U.S. Supreme Court United States v. Swift & Co., 282 U.S. 468 (1931)
United States v. Swift & Company
Argued January 9, 1931
Decided February 2, 1931
282 U.S. 468
CERTIORARI TO THE COURT OF CLAIMS
1. Under §§ 252 of the Revenue Act of 1921, and 284(b)(1) of the Revenue Act of 1926, where an overpayment of income and excess profits taxes for 1917 was made by credit of an amount overpaid for another taxable year, a claim for refund was barred if not filed within four years from the date of the allowance of the credit. P. 282 U. S. 469 .
2. Considering the practice of the Bureau of Internal Revenue, the date of allowance of such a credit was neither (1) the date on which the Commissioner referred an overassessment, which had been disclosed and certified in his office, to the Collector in order that the latter, upon examination of the taxpayer's account, might abate the tax reduction so far as warranted and, upon finding an overpayment, credit it against other taxes due (if any) and note and report any balance for refund; nor (2) the date upon which the Collector, following thee instructions, entered the credit on the taxpayer's account; but it was (3) the date on which the Commissioner approved the schedule showing the credit, certified to him by the Collector. P. 282 U. S. 471 et seq.
68 Ct.Cls. 97 affirmed.
Certiorari, 281 U.S. 709, to review a judgment allowing a claim for the amount of an overpayment of income and war profits taxes.
MR. JUSTICE ROBERTS delivered the opinion of the Court.
This was an action by respondent for the recovery of the amount of an admitted overpayment of income and war profits taxes for the taxable year 1917, with interest.

## Data supplied
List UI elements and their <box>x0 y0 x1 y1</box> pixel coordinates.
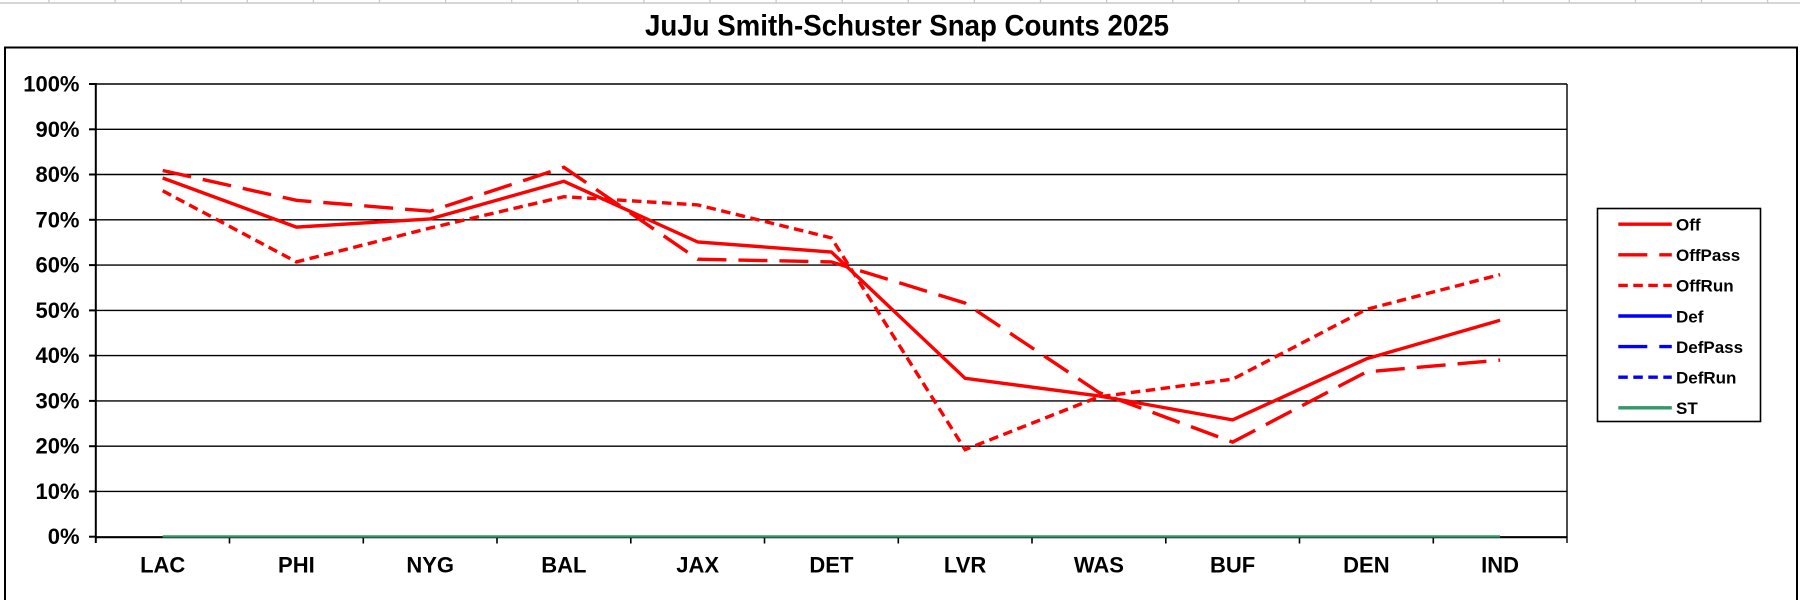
svg-text:40%: 40% <box>35 343 79 368</box>
svg-text:NYG: NYG <box>406 553 454 578</box>
svg-text:LVR: LVR <box>944 553 986 578</box>
svg-text:JAX: JAX <box>676 553 719 578</box>
svg-text:90%: 90% <box>35 117 79 142</box>
svg-text:70%: 70% <box>35 207 79 232</box>
svg-text:0%: 0% <box>48 524 80 549</box>
svg-text:60%: 60% <box>35 253 79 278</box>
svg-text:JuJu Smith-Schuster Snap Count: JuJu Smith-Schuster Snap Counts 2025 <box>645 10 1169 43</box>
svg-text:BUF: BUF <box>1210 553 1255 578</box>
svg-text:80%: 80% <box>35 162 79 187</box>
svg-text:PHI: PHI <box>278 553 315 578</box>
svg-text:50%: 50% <box>35 298 79 323</box>
svg-text:OffPass: OffPass <box>1676 246 1740 265</box>
svg-text:LAC: LAC <box>140 553 185 578</box>
svg-text:OffRun: OffRun <box>1676 277 1734 296</box>
svg-text:DefRun: DefRun <box>1676 369 1736 388</box>
svg-text:Def: Def <box>1676 307 1704 326</box>
svg-text:DET: DET <box>809 553 854 578</box>
svg-text:10%: 10% <box>35 479 79 504</box>
svg-text:20%: 20% <box>35 434 79 459</box>
svg-text:ST: ST <box>1676 399 1698 418</box>
svg-text:DefPass: DefPass <box>1676 338 1743 357</box>
svg-text:Off: Off <box>1676 216 1701 235</box>
svg-text:30%: 30% <box>35 388 79 413</box>
svg-text:BAL: BAL <box>541 553 586 578</box>
svg-text:WAS: WAS <box>1074 553 1124 578</box>
svg-text:IND: IND <box>1481 553 1519 578</box>
svg-text:100%: 100% <box>23 72 79 97</box>
svg-text:DEN: DEN <box>1343 553 1389 578</box>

## Requirements
1. Transcribe the passage of the Swift & Co. case text between "United States v. Swift & Company" and "U. S. 469 .", inclusive.
2. Based on the Swift & Co. case text, answer yes or no to each statement and quote the words that decide it. (a) The case was argued on January 9, 1931. (b) The judgment of the Court of Claims was reversed. (c) The overpayment at issue concerned the taxable year 1917.
3. Continue the Swift & Co. case text from its final sentence.

## Answers by task
1.
United States v. Swift & Company
Argued January 9, 1931
Decided February 2, 1931
282 U.S. 468
CERTIORARI TO THE COURT OF CLAIMS
1. Under §§ 252 of the Revenue Act of 1921, and 284(b)(1) of the Revenue Act of 1926, where an overpayment of income and excess profits taxes for 1917 was made by credit of an amount overpaid for another taxable year, a claim for refund was barred if not filed within four years from the date of the allowance of the credit. P. 282 U. S. 469 .

2.
(a) Yes: "Argued January 9, 1931"
(b) No: "68 Ct.Cls. 97 affirmed."
(c) Yes: "an admitted overpayment of income and war profits taxes for the taxable year 1917"

3.
In its return for 1917, respondent included the value of stock dividends received. February 28, 1923, it filed a claim for refund, alleging that the dividends in question should have been allocated to other years than 1917. The claim was rejected. Subsequently this Court decided that stock dividends did not constitute income as defined by the Sixteenth Amendment. Eisner v. Macomber, 252 U. S. 189 . September 3, 1927, respondent filed a second claim for refund, which it designated as an amended claim, and therein for the first time asserted that the dividends did not constitute taxable income. The Commissioner of Internal Revenue determined that the latter claim was barred by the statute of limitations, and rejected it.
The respondent's position is that the second claim should be construed as an amendment of the first, but, if not, then, treating the second as an original claim, it was filed within the time required by law, and should have been allowed. The Court of Claims overruled respondent's first contention, but held with it upon its second, and entered judgment in its favor. Upon the petition of the United States, this Court granted a writ of certiorari.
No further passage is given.